═══ SOURCE MATERIAL ═══

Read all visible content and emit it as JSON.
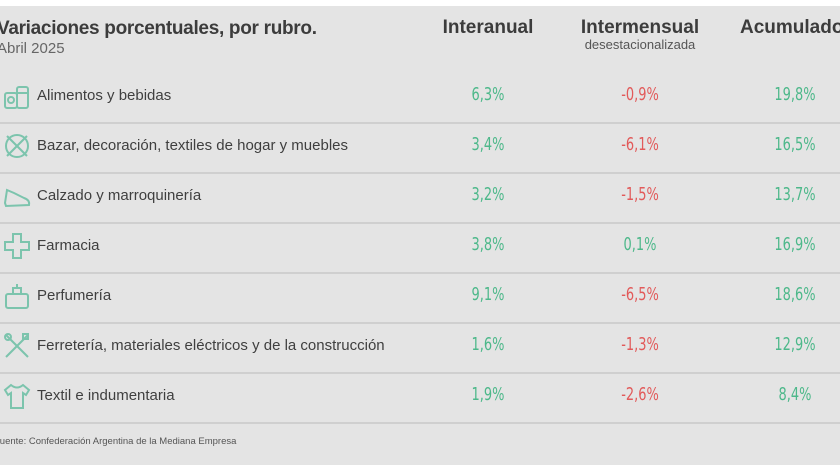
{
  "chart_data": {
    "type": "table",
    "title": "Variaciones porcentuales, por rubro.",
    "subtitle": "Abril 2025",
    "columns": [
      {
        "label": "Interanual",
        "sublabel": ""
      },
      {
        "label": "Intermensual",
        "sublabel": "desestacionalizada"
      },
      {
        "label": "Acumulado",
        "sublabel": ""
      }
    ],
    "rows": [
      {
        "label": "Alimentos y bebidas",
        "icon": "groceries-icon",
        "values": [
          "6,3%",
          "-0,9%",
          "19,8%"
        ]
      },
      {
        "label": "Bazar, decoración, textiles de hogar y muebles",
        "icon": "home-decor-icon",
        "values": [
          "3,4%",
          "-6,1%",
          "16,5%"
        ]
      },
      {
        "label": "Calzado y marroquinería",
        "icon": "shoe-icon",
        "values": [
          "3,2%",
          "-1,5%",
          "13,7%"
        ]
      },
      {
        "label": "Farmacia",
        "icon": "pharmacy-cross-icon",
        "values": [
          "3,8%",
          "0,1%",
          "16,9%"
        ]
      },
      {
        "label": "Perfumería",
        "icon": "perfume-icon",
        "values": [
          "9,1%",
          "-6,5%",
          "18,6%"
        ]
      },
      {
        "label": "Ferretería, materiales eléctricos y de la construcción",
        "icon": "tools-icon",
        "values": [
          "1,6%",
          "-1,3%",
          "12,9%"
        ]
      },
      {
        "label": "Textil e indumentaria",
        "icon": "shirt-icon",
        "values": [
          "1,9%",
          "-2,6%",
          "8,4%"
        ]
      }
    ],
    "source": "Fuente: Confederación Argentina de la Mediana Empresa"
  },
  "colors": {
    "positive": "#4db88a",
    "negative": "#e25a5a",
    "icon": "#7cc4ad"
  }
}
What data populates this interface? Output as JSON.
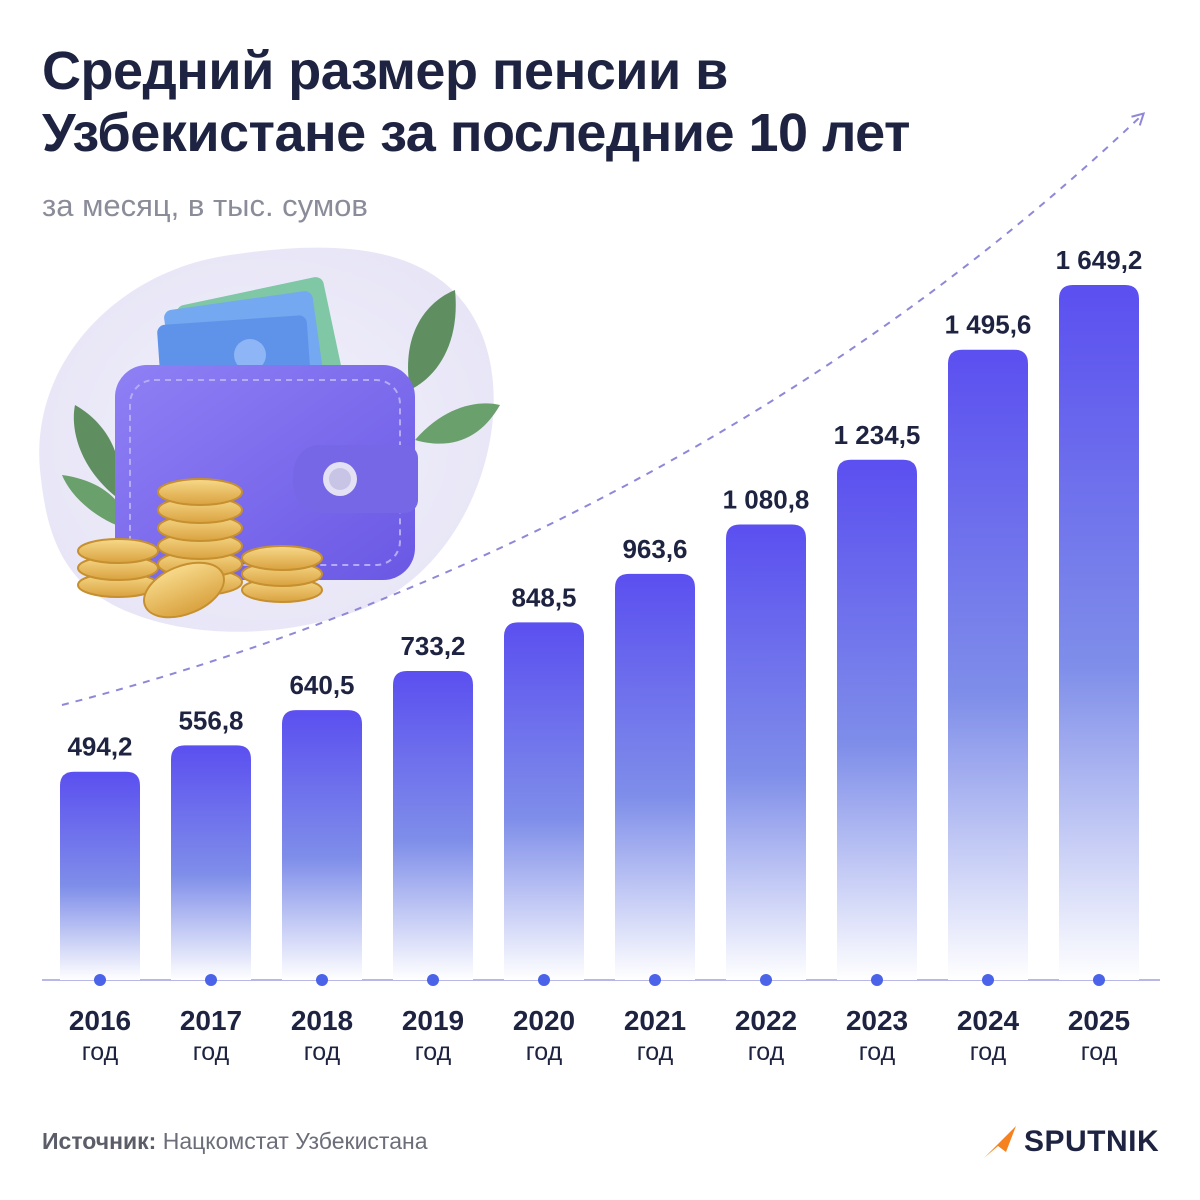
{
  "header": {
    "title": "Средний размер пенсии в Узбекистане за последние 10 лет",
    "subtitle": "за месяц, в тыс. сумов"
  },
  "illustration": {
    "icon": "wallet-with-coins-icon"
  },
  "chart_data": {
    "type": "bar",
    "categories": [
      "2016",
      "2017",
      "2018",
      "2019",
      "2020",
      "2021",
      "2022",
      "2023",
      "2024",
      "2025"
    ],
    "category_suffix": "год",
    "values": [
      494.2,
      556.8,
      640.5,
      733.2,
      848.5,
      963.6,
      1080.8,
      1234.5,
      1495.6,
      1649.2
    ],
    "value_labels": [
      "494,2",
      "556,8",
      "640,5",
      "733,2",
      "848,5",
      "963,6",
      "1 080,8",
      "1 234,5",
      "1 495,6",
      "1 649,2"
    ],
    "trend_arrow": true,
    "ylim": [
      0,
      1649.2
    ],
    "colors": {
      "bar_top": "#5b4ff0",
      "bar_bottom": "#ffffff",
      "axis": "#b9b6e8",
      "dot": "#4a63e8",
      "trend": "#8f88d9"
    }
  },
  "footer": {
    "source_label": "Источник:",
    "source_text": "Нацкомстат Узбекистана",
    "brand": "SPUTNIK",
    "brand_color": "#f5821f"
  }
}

═══

### DIRECTIONS FOR THIS TASK
Every line of the data should be copied as it stands, without the images.

### EXERCISE RESULT
Read all visible content and emit it as JSON.
{
  "chart_data": {
    "type": "table",
    "title": "Variaciones porcentuales, por rubro.",
    "subtitle": "Abril 2025",
    "columns": [
      {
        "label": "Interanual",
        "sublabel": ""
      },
      {
        "label": "Intermensual",
        "sublabel": "desestacionalizada"
      },
      {
        "label": "Acumulado",
        "sublabel": ""
      }
    ],
    "rows": [
      {
        "label": "Alimentos y bebidas",
        "icon": "groceries-icon",
        "values": [
          "6,3%",
          "-0,9%",
          "19,8%"
        ]
      },
      {
        "label": "Bazar, decoración, textiles de hogar y muebles",
        "icon": "home-decor-icon",
        "values": [
          "3,4%",
          "-6,1%",
          "16,5%"
        ]
      },
      {
        "label": "Calzado y marroquinería",
        "icon": "shoe-icon",
        "values": [
          "3,2%",
          "-1,5%",
          "13,7%"
        ]
      },
      {
        "label": "Farmacia",
        "icon": "pharmacy-cross-icon",
        "values": [
          "3,8%",
          "0,1%",
          "16,9%"
        ]
      },
      {
        "label": "Perfumería",
        "icon": "perfume-icon",
        "values": [
          "9,1%",
          "-6,5%",
          "18,6%"
        ]
      },
      {
        "label": "Ferretería, materiales eléctricos y de la construcción",
        "icon": "tools-icon",
        "values": [
          "1,6%",
          "-1,3%",
          "12,9%"
        ]
      },
      {
        "label": "Textil e indumentaria",
        "icon": "shirt-icon",
        "values": [
          "1,9%",
          "-2,6%",
          "8,4%"
        ]
      }
    ],
    "source": "Fuente: Confederación Argentina de la Mediana Empresa"
  },
  "colors": {
    "positive": "#4db88a",
    "negative": "#e25a5a",
    "icon": "#7cc4ad"
  }
}
What data populates this interface? Output as JSON.
{
  "header": {
    "title": "Средний размер пенсии в Узбекистане за последние 10 лет",
    "subtitle": "за месяц, в тыс. сумов"
  },
  "illustration": {
    "icon": "wallet-with-coins-icon"
  },
  "chart_data": {
    "type": "bar",
    "categories": [
      "2016",
      "2017",
      "2018",
      "2019",
      "2020",
      "2021",
      "2022",
      "2023",
      "2024",
      "2025"
    ],
    "category_suffix": "год",
    "values": [
      494.2,
      556.8,
      640.5,
      733.2,
      848.5,
      963.6,
      1080.8,
      1234.5,
      1495.6,
      1649.2
    ],
    "value_labels": [
      "494,2",
      "556,8",
      "640,5",
      "733,2",
      "848,5",
      "963,6",
      "1 080,8",
      "1 234,5",
      "1 495,6",
      "1 649,2"
    ],
    "trend_arrow": true,
    "ylim": [
      0,
      1649.2
    ],
    "colors": {
      "bar_top": "#5b4ff0",
      "bar_bottom": "#ffffff",
      "axis": "#b9b6e8",
      "dot": "#4a63e8",
      "trend": "#8f88d9"
    }
  },
  "footer": {
    "source_label": "Источник:",
    "source_text": "Нацкомстат Узбекистана",
    "brand": "SPUTNIK",
    "brand_color": "#f5821f"
  }
}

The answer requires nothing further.